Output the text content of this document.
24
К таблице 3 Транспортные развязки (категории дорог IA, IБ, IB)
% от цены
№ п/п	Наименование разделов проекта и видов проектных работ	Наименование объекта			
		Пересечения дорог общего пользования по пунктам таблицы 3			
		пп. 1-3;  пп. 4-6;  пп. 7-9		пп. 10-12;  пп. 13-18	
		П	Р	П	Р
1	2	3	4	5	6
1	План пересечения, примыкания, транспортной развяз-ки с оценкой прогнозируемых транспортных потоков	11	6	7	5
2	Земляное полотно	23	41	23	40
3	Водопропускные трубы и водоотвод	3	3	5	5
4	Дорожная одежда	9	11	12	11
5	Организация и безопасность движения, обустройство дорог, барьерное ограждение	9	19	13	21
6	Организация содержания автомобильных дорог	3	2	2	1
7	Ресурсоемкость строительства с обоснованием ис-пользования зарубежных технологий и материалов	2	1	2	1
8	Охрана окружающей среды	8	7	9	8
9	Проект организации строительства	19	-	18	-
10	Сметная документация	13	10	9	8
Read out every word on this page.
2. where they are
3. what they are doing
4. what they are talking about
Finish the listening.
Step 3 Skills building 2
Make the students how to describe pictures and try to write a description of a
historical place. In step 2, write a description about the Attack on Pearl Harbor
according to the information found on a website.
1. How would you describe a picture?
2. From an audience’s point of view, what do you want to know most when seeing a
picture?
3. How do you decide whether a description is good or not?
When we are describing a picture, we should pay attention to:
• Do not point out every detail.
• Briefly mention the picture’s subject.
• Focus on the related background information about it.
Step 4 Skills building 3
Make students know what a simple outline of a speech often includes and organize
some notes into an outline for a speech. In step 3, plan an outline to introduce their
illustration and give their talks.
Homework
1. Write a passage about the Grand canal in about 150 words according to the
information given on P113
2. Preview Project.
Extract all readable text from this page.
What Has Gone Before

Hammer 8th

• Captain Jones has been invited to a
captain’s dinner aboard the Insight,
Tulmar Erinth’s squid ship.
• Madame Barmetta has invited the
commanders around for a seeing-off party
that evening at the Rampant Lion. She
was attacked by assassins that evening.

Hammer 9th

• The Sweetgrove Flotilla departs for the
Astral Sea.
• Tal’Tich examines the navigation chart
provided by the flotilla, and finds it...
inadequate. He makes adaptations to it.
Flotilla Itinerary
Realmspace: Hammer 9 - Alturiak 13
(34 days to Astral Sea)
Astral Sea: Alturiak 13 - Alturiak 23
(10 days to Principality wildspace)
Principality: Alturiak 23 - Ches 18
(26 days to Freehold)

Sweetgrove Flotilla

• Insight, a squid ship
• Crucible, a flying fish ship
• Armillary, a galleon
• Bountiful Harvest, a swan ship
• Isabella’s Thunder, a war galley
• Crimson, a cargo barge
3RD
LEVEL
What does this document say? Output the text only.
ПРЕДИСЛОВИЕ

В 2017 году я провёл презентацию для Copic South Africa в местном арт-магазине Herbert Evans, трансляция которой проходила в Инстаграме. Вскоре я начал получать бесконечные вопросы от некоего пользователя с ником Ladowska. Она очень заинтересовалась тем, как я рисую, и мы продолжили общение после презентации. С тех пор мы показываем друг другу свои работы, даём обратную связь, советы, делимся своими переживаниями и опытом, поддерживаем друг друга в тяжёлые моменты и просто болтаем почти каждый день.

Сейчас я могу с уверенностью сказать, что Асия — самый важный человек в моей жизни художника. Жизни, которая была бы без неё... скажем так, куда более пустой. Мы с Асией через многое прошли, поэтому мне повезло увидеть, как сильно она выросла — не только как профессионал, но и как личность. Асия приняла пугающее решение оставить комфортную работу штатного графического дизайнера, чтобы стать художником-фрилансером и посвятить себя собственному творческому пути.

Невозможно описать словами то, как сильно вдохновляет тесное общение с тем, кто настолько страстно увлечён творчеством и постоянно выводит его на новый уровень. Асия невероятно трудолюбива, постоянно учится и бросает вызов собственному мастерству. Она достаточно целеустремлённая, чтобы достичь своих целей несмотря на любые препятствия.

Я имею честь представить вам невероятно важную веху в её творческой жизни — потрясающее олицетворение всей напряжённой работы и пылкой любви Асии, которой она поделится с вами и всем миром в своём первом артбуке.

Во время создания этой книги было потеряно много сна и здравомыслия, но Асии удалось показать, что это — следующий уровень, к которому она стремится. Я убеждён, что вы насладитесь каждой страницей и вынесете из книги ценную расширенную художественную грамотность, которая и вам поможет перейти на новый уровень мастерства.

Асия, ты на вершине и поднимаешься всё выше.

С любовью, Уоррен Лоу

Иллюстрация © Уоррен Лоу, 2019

========

Extract the full listing and reproduce each line exactly.

Output the text content of this document.
24
К таблице 3 Транспортные развязки (категории дорог IA, IБ, IB)
% от цены
№ п/п	Наименование разделов проекта и видов проектных работ	Наименование объекта			
		Пересечения дорог общего пользования по пунктам таблицы 3			
		пп. 1-3;  пп. 4-6;  пп. 7-9		пп. 10-12;  пп. 13-18	
		П	Р	П	Р
1	2	3	4	5	6
1	План пересечения, примыкания, транспортной развяз-ки с оценкой прогнозируемых транспортных потоков	11	6	7	5
2	Земляное полотно	23	41	23	40
3	Водопропускные трубы и водоотвод	3	3	5	5
4	Дорожная одежда	9	11	12	11
5	Организация и безопасность движения, обустройство дорог, барьерное ограждение	9	19	13	21
6	Организация содержания автомобильных дорог	3	2	2	1
7	Ресурсоемкость строительства с обоснованием ис-пользования зарубежных технологий и материалов	2	1	2	1
8	Охрана окружающей среды	8	7	9	8
9	Проект организации строительства	19	-	18	-
10	Сметная документация	13	10	9	8
Read out every word on this page.
2. where they are
3. what they are doing
4. what they are talking about
Finish the listening.
Step 3 Skills building 2
Make the students how to describe pictures and try to write a description of a
historical place. In step 2, write a description about the Attack on Pearl Harbor
according to the information found on a website.
1. How would you describe a picture?
2. From an audience’s point of view, what do you want to know most when seeing a
picture?
3. How do you decide whether a description is good or not?
When we are describing a picture, we should pay attention to:
• Do not point out every detail.
• Briefly mention the picture’s subject.
• Focus on the related background information about it.
Step 4 Skills building 3
Make students know what a simple outline of a speech often includes and organize
some notes into an outline for a speech. In step 3, plan an outline to introduce their
illustration and give their talks.
Homework
1. Write a passage about the Grand canal in about 150 words according to the
information given on P113
2. Preview Project.
Extract all readable text from this page.
What Has Gone Before

Hammer 8th

• Captain Jones has been invited to a
captain’s dinner aboard the Insight,
Tulmar Erinth’s squid ship.
• Madame Barmetta has invited the
commanders around for a seeing-off party
that evening at the Rampant Lion. She
was attacked by assassins that evening.

Hammer 9th

• The Sweetgrove Flotilla departs for the
Astral Sea.
• Tal’Tich examines the navigation chart
provided by the flotilla, and finds it...
inadequate. He makes adaptations to it.
Flotilla Itinerary
Realmspace: Hammer 9 - Alturiak 13
(34 days to Astral Sea)
Astral Sea: Alturiak 13 - Alturiak 23
(10 days to Principality wildspace)
Principality: Alturiak 23 - Ches 18
(26 days to Freehold)

Sweetgrove Flotilla

• Insight, a squid ship
• Crucible, a flying fish ship
• Armillary, a galleon
• Bountiful Harvest, a swan ship
• Isabella’s Thunder, a war galley
• Crimson, a cargo barge
3RD
LEVEL
What does this document say? Output the text only.
ПРЕДИСЛОВИЕ

В 2017 году я провёл презентацию для Copic South Africa в местном арт-магазине Herbert Evans, трансляция которой проходила в Инстаграме. Вскоре я начал получать бесконечные вопросы от некоего пользователя с ником Ladowska. Она очень заинтересовалась тем, как я рисую, и мы продолжили общение после презентации. С тех пор мы показываем друг другу свои работы, даём обратную связь, советы, делимся своими переживаниями и опытом, поддерживаем друг друга в тяжёлые моменты и просто болтаем почти каждый день.

Сейчас я могу с уверенностью сказать, что Асия — самый важный человек в моей жизни художника. Жизни, которая была бы без неё... скажем так, куда более пустой. Мы с Асией через многое прошли, поэтому мне повезло увидеть, как сильно она выросла — не только как профессионал, но и как личность. Асия приняла пугающее решение оставить комфортную работу штатного графического дизайнера, чтобы стать художником-фрилансером и посвятить себя собственному творческому пути.

Невозможно описать словами то, как сильно вдохновляет тесное общение с тем, кто настолько страстно увлечён творчеством и постоянно выводит его на новый уровень. Асия невероятно трудолюбива, постоянно учится и бросает вызов собственному мастерству. Она достаточно целеустремлённая, чтобы достичь своих целей несмотря на любые препятствия.

Я имею честь представить вам невероятно важную веху в её творческой жизни — потрясающее олицетворение всей напряжённой работы и пылкой любви Асии, которой она поделится с вами и всем миром в своём первом артбуке.

Во время создания этой книги было потеряно много сна и здравомыслия, но Асии удалось показать, что это — следующий уровень, к которому она стремится. Я убеждён, что вы насладитесь каждой страницей и вынесете из книги ценную расширенную художественную грамотность, которая и вам поможет перейти на новый уровень мастерства.

Асия, ты на вершине и поднимаешься всё выше.

С любовью, Уоррен Лоу

Иллюстрация © Уоррен Лоу, 2019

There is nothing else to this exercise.